─── SUPPLIED DATA ───

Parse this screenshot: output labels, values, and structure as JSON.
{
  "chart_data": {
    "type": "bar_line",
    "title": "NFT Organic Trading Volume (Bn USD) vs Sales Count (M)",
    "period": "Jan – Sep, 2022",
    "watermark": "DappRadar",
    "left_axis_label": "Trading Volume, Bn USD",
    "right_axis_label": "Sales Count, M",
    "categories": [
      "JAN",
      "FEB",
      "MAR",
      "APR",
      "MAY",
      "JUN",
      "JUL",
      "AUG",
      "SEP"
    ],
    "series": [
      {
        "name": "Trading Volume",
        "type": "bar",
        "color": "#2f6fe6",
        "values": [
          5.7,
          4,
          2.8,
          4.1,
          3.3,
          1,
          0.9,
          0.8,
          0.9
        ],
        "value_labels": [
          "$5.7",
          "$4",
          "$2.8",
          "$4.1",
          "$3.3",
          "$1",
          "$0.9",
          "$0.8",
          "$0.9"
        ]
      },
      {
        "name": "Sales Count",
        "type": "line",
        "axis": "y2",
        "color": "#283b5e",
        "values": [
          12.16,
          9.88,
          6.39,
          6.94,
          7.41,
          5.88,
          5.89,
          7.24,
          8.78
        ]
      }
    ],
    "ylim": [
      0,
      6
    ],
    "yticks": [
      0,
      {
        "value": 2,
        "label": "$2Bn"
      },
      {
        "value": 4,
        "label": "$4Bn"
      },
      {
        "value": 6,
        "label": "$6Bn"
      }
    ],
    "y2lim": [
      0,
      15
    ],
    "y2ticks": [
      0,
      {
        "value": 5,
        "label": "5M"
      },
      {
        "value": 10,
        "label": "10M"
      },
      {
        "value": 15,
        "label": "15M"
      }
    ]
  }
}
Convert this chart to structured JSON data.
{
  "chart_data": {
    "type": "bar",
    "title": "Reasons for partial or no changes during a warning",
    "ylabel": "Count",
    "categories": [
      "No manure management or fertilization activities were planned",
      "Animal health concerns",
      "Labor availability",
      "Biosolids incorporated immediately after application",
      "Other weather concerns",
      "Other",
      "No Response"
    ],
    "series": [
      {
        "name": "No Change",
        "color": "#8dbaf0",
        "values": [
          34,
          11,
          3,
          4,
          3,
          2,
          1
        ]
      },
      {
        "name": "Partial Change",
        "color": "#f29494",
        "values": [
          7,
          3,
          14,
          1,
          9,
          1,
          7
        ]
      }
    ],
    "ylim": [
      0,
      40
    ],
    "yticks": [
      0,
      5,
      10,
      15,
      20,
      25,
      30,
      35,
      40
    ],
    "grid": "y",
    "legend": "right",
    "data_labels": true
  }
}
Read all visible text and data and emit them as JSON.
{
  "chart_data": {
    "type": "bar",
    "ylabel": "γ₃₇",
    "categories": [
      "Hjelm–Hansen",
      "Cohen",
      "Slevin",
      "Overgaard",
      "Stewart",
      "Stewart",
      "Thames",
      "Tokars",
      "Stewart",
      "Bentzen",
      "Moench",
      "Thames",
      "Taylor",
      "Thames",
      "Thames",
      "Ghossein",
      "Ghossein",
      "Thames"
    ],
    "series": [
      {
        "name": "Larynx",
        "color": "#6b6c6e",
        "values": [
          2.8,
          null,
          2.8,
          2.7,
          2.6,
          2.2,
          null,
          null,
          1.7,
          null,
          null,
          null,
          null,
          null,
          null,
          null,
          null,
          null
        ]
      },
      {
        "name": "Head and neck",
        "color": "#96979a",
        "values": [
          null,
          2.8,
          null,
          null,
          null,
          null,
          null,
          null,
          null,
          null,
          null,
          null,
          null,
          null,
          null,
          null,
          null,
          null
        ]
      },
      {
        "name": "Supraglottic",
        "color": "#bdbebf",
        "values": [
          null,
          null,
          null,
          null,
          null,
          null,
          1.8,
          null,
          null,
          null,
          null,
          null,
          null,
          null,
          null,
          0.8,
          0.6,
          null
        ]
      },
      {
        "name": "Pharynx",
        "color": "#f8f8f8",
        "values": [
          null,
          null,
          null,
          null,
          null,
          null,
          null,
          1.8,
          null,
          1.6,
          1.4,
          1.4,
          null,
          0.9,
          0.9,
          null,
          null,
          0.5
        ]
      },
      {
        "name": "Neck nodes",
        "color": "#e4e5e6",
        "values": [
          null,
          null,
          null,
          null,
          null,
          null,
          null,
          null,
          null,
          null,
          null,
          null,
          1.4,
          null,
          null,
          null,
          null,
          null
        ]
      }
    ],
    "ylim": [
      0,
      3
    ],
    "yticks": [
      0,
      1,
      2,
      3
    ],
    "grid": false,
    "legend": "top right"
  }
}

───

■ **TASK DIRECTIONS**: Filter out all lines lacking the word "Trading" and copy the rest.

■ **WRITTEN RESPONSE**:
    "title": "NFT Organic Trading Volume (Bn USD) vs Sales Count (M)",
    "left_axis_label": "Trading Volume, Bn USD",
        "name": "Trading Volume",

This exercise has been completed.